▸ **GIVEN RECORDS**
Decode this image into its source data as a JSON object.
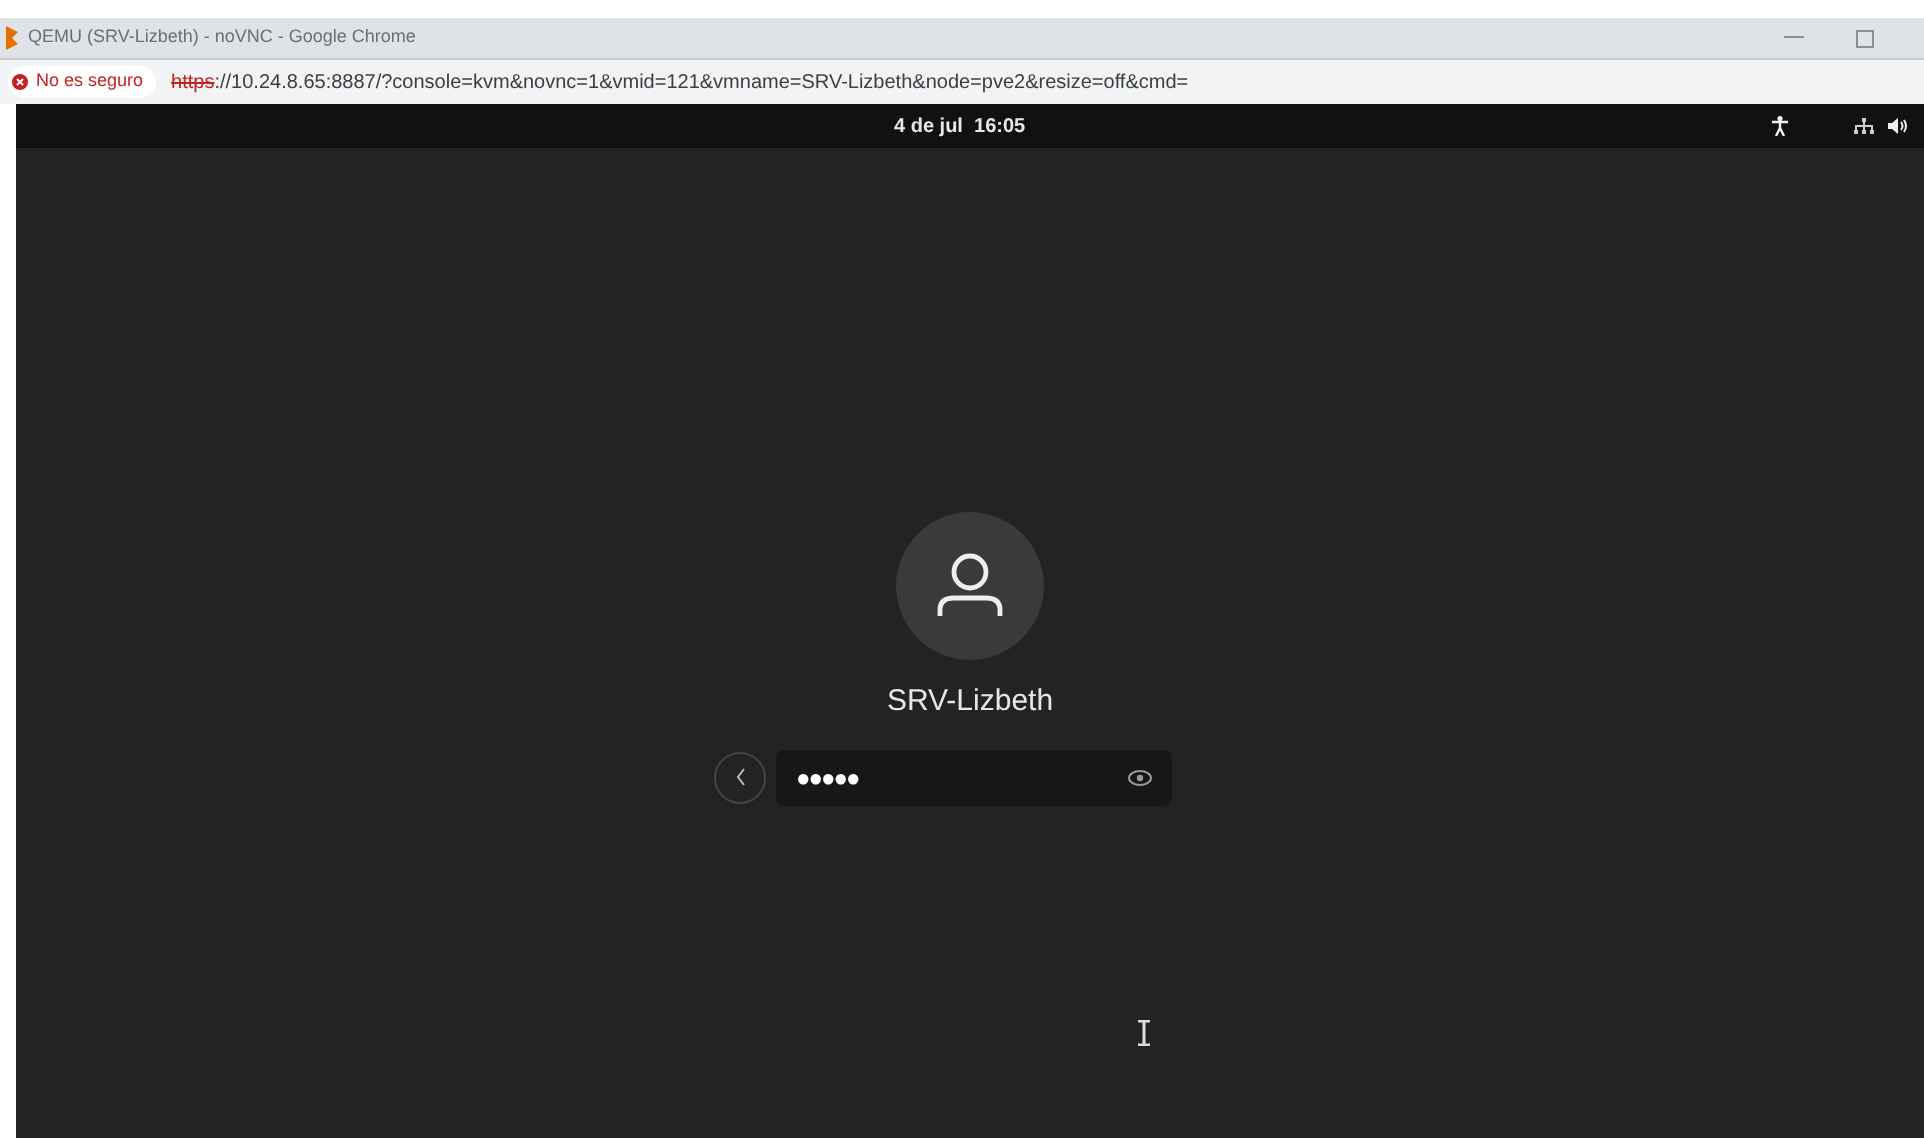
{
  "window": {
    "title": "QEMU (SRV-Lizbeth) - noVNC - Google Chrome"
  },
  "address_bar": {
    "security": "No es seguro",
    "scheme": "https",
    "url": "://10.24.8.65:8887/?console=kvm&novnc=1&vmid=121&vmname=SRV-Lizbeth&node=pve2&resize=off&cmd="
  },
  "top_bar": {
    "clock": "4 de jul  16:05"
  },
  "login": {
    "username": "SRV-Lizbeth",
    "password": "●●●●●"
  }
}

▸ **YOUR INSTRUCTIONS**
Looking at the entries above, how many lines contain the word "Lizbeth"? Answer with the number alone.

▸ **WRITTEN RESPONSE**
3